>> START ITEMS
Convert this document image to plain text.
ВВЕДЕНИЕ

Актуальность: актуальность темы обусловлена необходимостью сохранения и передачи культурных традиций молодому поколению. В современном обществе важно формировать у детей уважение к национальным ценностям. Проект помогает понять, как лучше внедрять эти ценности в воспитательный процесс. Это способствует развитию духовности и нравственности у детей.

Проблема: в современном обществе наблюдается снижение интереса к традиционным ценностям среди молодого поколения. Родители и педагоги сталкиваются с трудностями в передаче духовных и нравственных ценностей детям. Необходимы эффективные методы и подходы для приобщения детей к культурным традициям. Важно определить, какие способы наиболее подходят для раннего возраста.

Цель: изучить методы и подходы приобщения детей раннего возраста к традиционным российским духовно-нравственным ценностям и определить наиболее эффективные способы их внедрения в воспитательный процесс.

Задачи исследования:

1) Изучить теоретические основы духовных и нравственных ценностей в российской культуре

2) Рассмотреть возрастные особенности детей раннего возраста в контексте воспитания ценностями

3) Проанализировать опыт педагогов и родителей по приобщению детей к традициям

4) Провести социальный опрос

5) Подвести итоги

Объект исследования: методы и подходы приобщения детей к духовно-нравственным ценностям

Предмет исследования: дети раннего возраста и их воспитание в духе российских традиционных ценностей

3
>> END ITEMS
**EXERCISE PROMPT**
Print out all the entries precisely as written.

**OUTPUT BELOW**
Convert this document image to plain text.
ВВЕДЕНИЕ

Актуальность: актуальность темы обусловлена необходимостью сохранения и передачи культурных традиций молодому поколению. В современном обществе важно формировать у детей уважение к национальным ценностям. Проект помогает понять, как лучше внедрять эти ценности в воспитательный процесс. Это способствует развитию духовности и нравственности у детей.

Проблема: в современном обществе наблюдается снижение интереса к традиционным ценностям среди молодого поколения. Родители и педагоги сталкиваются с трудностями в передаче духовных и нравственных ценностей детям. Необходимы эффективные методы и подходы для приобщения детей к культурным традициям. Важно определить, какие способы наиболее подходят для раннего возраста.

Цель: изучить методы и подходы приобщения детей раннего возраста к традиционным российским духовно-нравственным ценностям и определить наиболее эффективные способы их внедрения в воспитательный процесс.

Задачи исследования:

1) Изучить теоретические основы духовных и нравственных ценностей в российской культуре

2) Рассмотреть возрастные особенности детей раннего возраста в контексте воспитания ценностями

3) Проанализировать опыт педагогов и родителей по приобщению детей к традициям

4) Провести социальный опрос

5) Подвести итоги

Объект исследования: методы и подходы приобщения детей к духовно-нравственным ценностям

Предмет исследования: дети раннего возраста и их воспитание в духе российских традиционных ценностей

3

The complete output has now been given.